_PROBLEM STATEMENT_
Reproduce the listing below line for line, without changing a single character.

::: DATA EXTRACT :::

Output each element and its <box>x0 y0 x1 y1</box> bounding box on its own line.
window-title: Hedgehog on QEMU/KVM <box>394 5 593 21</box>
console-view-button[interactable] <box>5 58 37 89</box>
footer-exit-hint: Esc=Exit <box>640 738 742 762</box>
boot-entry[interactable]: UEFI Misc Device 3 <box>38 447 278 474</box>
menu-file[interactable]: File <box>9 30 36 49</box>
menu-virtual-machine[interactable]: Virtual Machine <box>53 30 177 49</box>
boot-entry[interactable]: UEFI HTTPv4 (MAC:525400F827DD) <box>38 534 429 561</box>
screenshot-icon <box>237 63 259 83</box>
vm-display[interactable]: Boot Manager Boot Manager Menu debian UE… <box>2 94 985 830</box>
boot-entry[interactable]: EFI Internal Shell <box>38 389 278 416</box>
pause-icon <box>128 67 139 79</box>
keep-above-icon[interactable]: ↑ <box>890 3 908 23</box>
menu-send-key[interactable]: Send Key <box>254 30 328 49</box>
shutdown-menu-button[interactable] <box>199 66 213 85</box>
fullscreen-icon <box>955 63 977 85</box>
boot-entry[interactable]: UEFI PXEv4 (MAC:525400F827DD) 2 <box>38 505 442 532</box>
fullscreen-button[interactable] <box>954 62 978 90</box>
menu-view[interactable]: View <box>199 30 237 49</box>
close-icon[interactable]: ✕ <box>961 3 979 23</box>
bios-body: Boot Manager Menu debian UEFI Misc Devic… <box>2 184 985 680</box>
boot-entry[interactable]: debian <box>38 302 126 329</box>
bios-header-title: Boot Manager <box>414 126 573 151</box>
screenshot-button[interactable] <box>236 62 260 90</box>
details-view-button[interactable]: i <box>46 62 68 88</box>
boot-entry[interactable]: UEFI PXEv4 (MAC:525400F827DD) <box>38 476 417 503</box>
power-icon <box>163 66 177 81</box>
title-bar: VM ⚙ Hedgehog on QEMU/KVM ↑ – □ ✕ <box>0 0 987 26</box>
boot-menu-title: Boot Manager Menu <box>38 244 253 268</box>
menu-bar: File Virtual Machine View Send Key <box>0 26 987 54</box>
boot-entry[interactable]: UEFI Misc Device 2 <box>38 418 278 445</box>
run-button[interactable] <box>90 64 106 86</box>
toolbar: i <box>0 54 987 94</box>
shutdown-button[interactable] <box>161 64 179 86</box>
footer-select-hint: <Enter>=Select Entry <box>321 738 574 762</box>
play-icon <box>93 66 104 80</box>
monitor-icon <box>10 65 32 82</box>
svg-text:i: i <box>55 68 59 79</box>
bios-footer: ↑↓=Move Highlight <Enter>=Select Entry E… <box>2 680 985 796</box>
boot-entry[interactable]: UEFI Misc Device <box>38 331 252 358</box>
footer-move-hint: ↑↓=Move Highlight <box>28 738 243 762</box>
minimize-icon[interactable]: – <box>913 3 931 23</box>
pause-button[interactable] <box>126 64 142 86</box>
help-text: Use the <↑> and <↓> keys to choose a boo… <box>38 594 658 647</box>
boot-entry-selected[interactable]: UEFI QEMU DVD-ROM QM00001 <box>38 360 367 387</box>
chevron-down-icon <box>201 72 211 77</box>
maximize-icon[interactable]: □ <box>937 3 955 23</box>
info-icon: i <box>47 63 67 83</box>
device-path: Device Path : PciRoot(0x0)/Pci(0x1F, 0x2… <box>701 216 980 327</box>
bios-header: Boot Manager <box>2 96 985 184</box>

:::

_REPLY TO THE TASK_
Output each element and its <box>x0 y0 x1 y1</box> bounding box on its own line.
window-title: Hedgehog on QEMU/KVM <box>394 5 593 21</box>
console-view-button[interactable] <box>5 58 37 89</box>
footer-exit-hint: Esc=Exit <box>640 738 742 762</box>
boot-entry[interactable]: UEFI Misc Device 3 <box>38 447 278 474</box>
menu-file[interactable]: File <box>9 30 36 49</box>
menu-virtual-machine[interactable]: Virtual Machine <box>53 30 177 49</box>
boot-entry[interactable]: UEFI HTTPv4 (MAC:525400F827DD) <box>38 534 429 561</box>
screenshot-icon <box>237 63 259 83</box>
vm-display[interactable]: Boot Manager Boot Manager Menu debian UE… <box>2 94 985 830</box>
boot-entry[interactable]: EFI Internal Shell <box>38 389 278 416</box>
pause-icon <box>128 67 139 79</box>
keep-above-icon[interactable]: ↑ <box>890 3 908 23</box>
menu-send-key[interactable]: Send Key <box>254 30 328 49</box>
shutdown-menu-button[interactable] <box>199 66 213 85</box>
fullscreen-icon <box>955 63 977 85</box>
boot-entry[interactable]: UEFI PXEv4 (MAC:525400F827DD) 2 <box>38 505 442 532</box>
fullscreen-button[interactable] <box>954 62 978 90</box>
menu-view[interactable]: View <box>199 30 237 49</box>
close-icon[interactable]: ✕ <box>961 3 979 23</box>
bios-body: Boot Manager Menu debian UEFI Misc Devic… <box>2 184 985 680</box>
boot-entry[interactable]: debian <box>38 302 126 329</box>
bios-header-title: Boot Manager <box>414 126 573 151</box>
screenshot-button[interactable] <box>236 62 260 90</box>
details-view-button[interactable]: i <box>46 62 68 88</box>
boot-entry[interactable]: UEFI PXEv4 (MAC:525400F827DD) <box>38 476 417 503</box>
power-icon <box>163 66 177 81</box>
title-bar: VM ⚙ Hedgehog on QEMU/KVM ↑ – □ ✕ <box>0 0 987 26</box>
boot-menu-title: Boot Manager Menu <box>38 244 253 268</box>
menu-bar: File Virtual Machine View Send Key <box>0 26 987 54</box>
boot-entry[interactable]: UEFI Misc Device 2 <box>38 418 278 445</box>
run-button[interactable] <box>90 64 106 86</box>
toolbar: i <box>0 54 987 94</box>
shutdown-button[interactable] <box>161 64 179 86</box>
footer-select-hint: <Enter>=Select Entry <box>321 738 574 762</box>
play-icon <box>93 66 104 80</box>
monitor-icon <box>10 65 32 82</box>
svg-text:i: i <box>55 68 59 79</box>
bios-footer: ↑↓=Move Highlight <Enter>=Select Entry E… <box>2 680 985 796</box>
boot-entry[interactable]: UEFI Misc Device <box>38 331 252 358</box>
footer-move-hint: ↑↓=Move Highlight <box>28 738 243 762</box>
minimize-icon[interactable]: – <box>913 3 931 23</box>
pause-button[interactable] <box>126 64 142 86</box>
help-text: Use the <↑> and <↓> keys to choose a boo… <box>38 594 658 647</box>
boot-entry-selected[interactable]: UEFI QEMU DVD-ROM QM00001 <box>38 360 367 387</box>
chevron-down-icon <box>201 72 211 77</box>
maximize-icon[interactable]: □ <box>937 3 955 23</box>
info-icon: i <box>47 63 67 83</box>
device-path: Device Path : PciRoot(0x0)/Pci(0x1F, 0x2… <box>701 216 980 327</box>
bios-header: Boot Manager <box>2 96 985 184</box>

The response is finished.